Request –
Tally each line where the word "Bangkok" occurs, then give only the total.

——————

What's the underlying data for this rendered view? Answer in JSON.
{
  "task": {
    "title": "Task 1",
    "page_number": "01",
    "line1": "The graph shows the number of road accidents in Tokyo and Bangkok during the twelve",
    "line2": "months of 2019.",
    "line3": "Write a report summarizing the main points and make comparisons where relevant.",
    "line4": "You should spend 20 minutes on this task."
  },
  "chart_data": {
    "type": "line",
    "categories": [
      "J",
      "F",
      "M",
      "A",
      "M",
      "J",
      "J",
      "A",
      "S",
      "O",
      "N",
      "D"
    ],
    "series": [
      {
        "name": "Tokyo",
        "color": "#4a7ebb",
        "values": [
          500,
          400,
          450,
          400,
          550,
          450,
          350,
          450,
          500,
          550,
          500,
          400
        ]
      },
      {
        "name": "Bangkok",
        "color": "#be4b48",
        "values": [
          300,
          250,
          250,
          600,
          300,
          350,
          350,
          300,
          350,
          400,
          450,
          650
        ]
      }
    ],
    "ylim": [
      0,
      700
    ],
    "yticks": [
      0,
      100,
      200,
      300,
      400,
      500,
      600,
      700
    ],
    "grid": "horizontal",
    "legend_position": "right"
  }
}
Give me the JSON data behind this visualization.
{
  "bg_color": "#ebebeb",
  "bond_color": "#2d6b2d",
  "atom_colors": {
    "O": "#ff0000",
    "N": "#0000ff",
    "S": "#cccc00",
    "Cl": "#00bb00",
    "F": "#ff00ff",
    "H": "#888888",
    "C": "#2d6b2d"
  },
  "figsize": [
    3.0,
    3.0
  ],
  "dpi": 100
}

——————

Solution to this exercise –
2